↓

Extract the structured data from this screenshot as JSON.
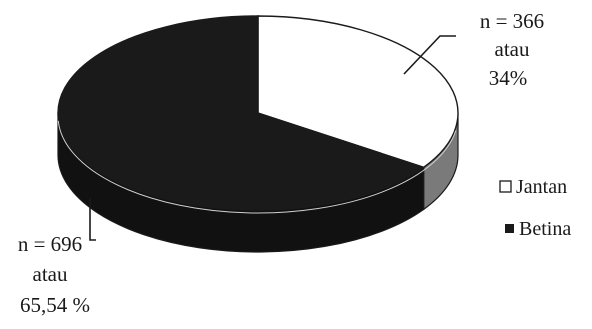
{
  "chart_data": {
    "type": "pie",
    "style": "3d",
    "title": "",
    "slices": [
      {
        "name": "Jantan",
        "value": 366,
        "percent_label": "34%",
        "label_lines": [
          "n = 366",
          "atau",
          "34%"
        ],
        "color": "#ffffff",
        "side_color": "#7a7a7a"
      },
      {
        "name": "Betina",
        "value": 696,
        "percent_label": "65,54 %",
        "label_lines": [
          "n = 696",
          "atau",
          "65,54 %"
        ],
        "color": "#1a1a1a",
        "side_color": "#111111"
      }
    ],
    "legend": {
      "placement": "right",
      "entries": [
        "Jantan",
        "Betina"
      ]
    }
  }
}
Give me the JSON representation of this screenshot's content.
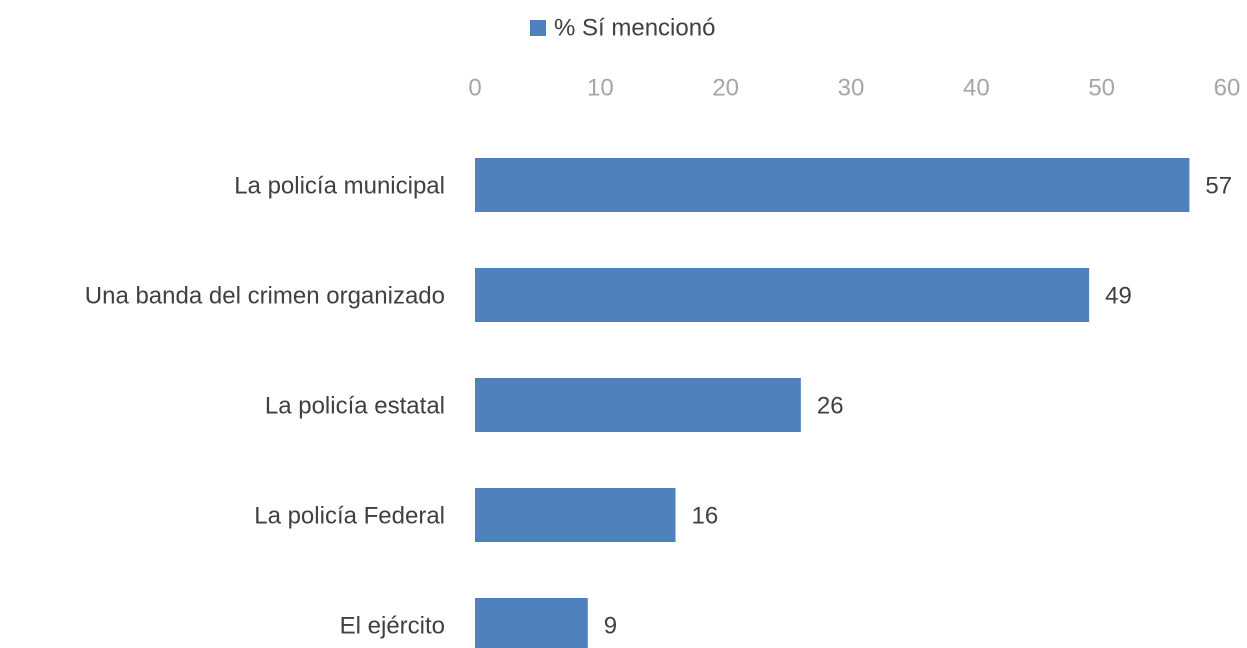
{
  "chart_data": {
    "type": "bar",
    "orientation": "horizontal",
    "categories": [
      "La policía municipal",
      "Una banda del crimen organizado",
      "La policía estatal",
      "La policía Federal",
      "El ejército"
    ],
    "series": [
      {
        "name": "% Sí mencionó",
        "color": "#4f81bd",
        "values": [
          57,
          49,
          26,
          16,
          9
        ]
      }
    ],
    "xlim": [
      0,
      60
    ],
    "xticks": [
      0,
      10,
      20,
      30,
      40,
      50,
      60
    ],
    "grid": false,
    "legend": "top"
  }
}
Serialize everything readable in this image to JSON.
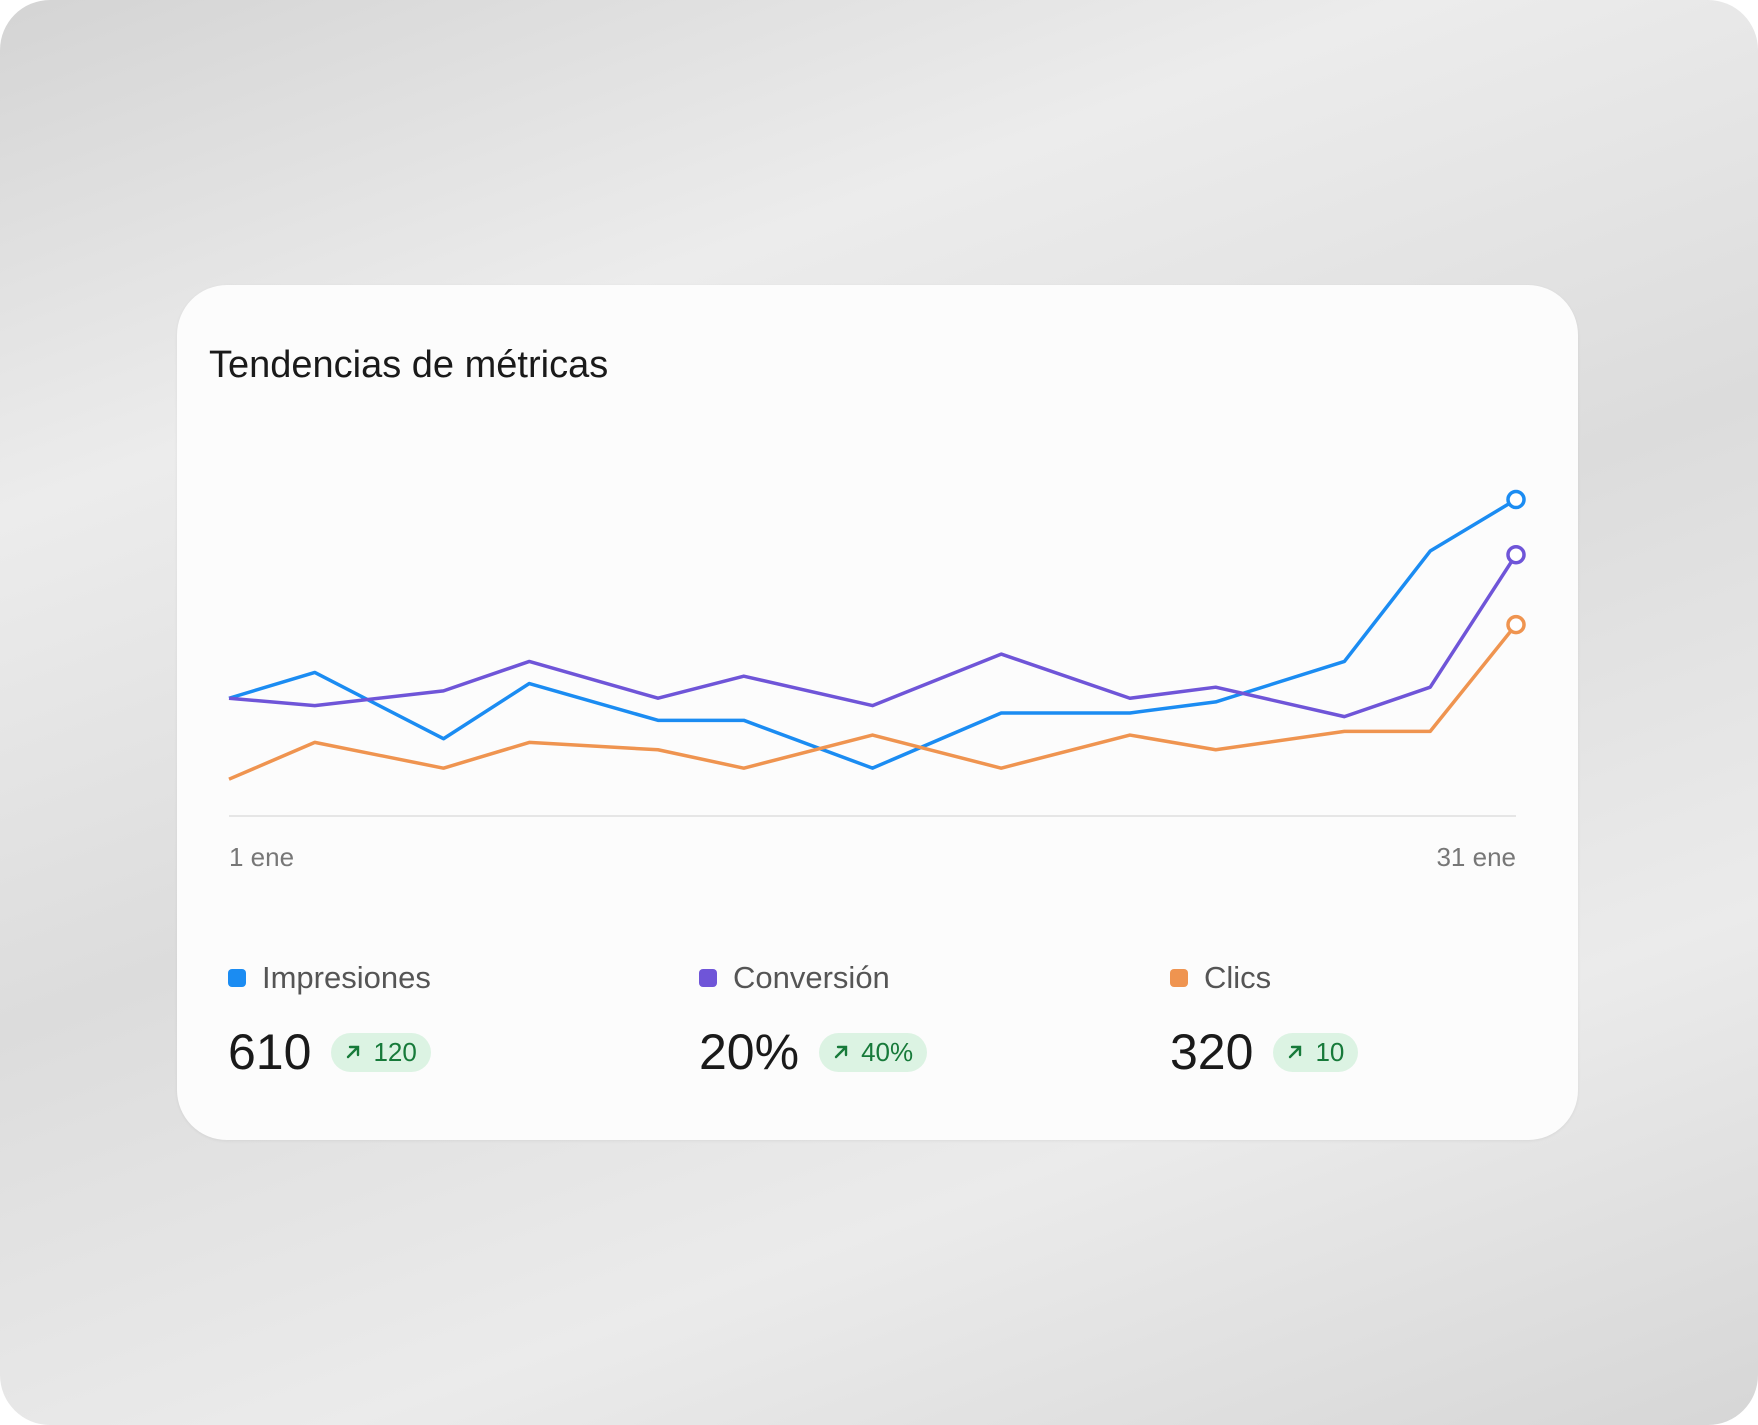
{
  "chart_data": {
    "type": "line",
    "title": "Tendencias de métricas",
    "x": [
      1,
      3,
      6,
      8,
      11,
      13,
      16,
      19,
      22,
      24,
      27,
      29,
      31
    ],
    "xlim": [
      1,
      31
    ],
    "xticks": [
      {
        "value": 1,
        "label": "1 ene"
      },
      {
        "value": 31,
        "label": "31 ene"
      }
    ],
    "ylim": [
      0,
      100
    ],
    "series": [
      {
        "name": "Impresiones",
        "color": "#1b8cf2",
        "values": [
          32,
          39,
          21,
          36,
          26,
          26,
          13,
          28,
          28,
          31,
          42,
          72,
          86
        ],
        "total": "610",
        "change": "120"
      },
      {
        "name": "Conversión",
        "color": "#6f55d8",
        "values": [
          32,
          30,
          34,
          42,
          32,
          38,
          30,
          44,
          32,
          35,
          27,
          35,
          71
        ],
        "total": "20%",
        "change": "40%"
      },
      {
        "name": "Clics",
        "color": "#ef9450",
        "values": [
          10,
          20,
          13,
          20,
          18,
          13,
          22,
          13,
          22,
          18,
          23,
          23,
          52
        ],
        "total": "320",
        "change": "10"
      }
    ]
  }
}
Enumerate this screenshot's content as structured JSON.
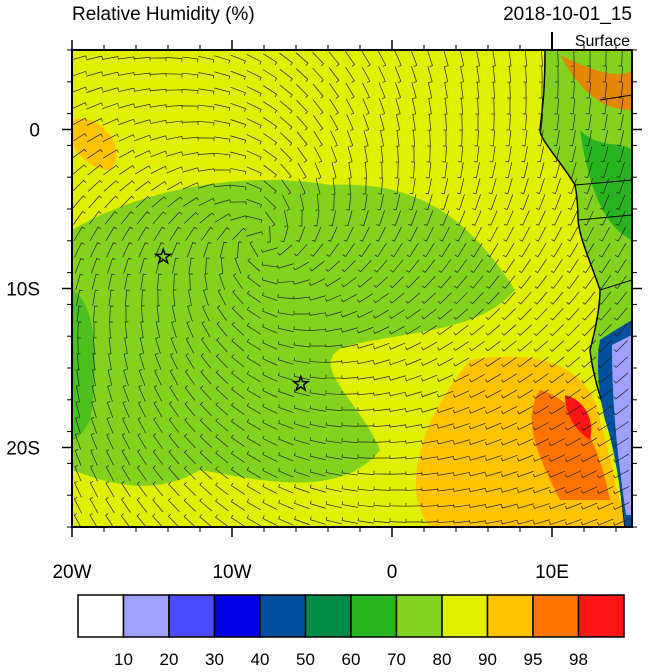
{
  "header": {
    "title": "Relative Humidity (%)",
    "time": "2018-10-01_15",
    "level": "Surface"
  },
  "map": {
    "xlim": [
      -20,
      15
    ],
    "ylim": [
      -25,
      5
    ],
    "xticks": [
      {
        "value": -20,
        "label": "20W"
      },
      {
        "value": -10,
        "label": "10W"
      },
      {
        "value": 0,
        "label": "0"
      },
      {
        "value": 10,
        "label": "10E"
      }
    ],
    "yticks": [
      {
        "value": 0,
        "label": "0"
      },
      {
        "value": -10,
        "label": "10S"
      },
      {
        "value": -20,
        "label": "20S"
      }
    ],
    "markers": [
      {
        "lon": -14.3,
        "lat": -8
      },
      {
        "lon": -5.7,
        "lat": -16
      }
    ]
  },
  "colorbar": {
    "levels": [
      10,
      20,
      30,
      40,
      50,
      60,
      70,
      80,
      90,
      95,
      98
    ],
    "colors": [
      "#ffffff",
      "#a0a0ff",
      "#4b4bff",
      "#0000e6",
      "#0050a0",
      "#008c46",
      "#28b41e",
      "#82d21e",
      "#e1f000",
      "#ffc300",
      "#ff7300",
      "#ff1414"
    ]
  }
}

↑

> To be done
Verbatim reproduction of every record is required; images are left out.

> Finished exercise
Extract the structured data from this screenshot as JSON.
{
  "chart_data": {
    "type": "pie",
    "style": "3d",
    "title": "",
    "slices": [
      {
        "name": "Jantan",
        "value": 366,
        "percent_label": "34%",
        "label_lines": [
          "n = 366",
          "atau",
          "34%"
        ],
        "color": "#ffffff",
        "side_color": "#7a7a7a"
      },
      {
        "name": "Betina",
        "value": 696,
        "percent_label": "65,54 %",
        "label_lines": [
          "n = 696",
          "atau",
          "65,54 %"
        ],
        "color": "#1a1a1a",
        "side_color": "#111111"
      }
    ],
    "legend": {
      "placement": "right",
      "entries": [
        "Jantan",
        "Betina"
      ]
    }
  }
}
Give me the JSON representation of this screenshot's content.
{
  "chart_data": {
    "type": "bar",
    "orientation": "horizontal",
    "categories": [
      "La policía municipal",
      "Una banda del crimen organizado",
      "La policía estatal",
      "La policía Federal",
      "El ejército"
    ],
    "series": [
      {
        "name": "% Sí mencionó",
        "color": "#4f81bd",
        "values": [
          57,
          49,
          26,
          16,
          9
        ]
      }
    ],
    "xlim": [
      0,
      60
    ],
    "xticks": [
      0,
      10,
      20,
      30,
      40,
      50,
      60
    ],
    "grid": false,
    "legend": "top"
  }
}
Serialize everything readable in this image to JSON.
{
  "chart_data": {
    "type": "line",
    "title": "Tendencias de métricas",
    "x": [
      1,
      3,
      6,
      8,
      11,
      13,
      16,
      19,
      22,
      24,
      27,
      29,
      31
    ],
    "xlim": [
      1,
      31
    ],
    "xticks": [
      {
        "value": 1,
        "label": "1 ene"
      },
      {
        "value": 31,
        "label": "31 ene"
      }
    ],
    "ylim": [
      0,
      100
    ],
    "series": [
      {
        "name": "Impresiones",
        "color": "#1b8cf2",
        "values": [
          32,
          39,
          21,
          36,
          26,
          26,
          13,
          28,
          28,
          31,
          42,
          72,
          86
        ],
        "total": "610",
        "change": "120"
      },
      {
        "name": "Conversión",
        "color": "#6f55d8",
        "values": [
          32,
          30,
          34,
          42,
          32,
          38,
          30,
          44,
          32,
          35,
          27,
          35,
          71
        ],
        "total": "20%",
        "change": "40%"
      },
      {
        "name": "Clics",
        "color": "#ef9450",
        "values": [
          10,
          20,
          13,
          20,
          18,
          13,
          22,
          13,
          22,
          18,
          23,
          23,
          52
        ],
        "total": "320",
        "change": "10"
      }
    ]
  }
}
Enumerate this screenshot's content as structured JSON.
{
  "header": {
    "title": "Relative Humidity (%)",
    "time": "2018-10-01_15",
    "level": "Surface"
  },
  "map": {
    "xlim": [
      -20,
      15
    ],
    "ylim": [
      -25,
      5
    ],
    "xticks": [
      {
        "value": -20,
        "label": "20W"
      },
      {
        "value": -10,
        "label": "10W"
      },
      {
        "value": 0,
        "label": "0"
      },
      {
        "value": 10,
        "label": "10E"
      }
    ],
    "yticks": [
      {
        "value": 0,
        "label": "0"
      },
      {
        "value": -10,
        "label": "10S"
      },
      {
        "value": -20,
        "label": "20S"
      }
    ],
    "markers": [
      {
        "lon": -14.3,
        "lat": -8
      },
      {
        "lon": -5.7,
        "lat": -16
      }
    ]
  },
  "colorbar": {
    "levels": [
      10,
      20,
      30,
      40,
      50,
      60,
      70,
      80,
      90,
      95,
      98
    ],
    "colors": [
      "#ffffff",
      "#a0a0ff",
      "#4b4bff",
      "#0000e6",
      "#0050a0",
      "#008c46",
      "#28b41e",
      "#82d21e",
      "#e1f000",
      "#ffc300",
      "#ff7300",
      "#ff1414"
    ]
  }
}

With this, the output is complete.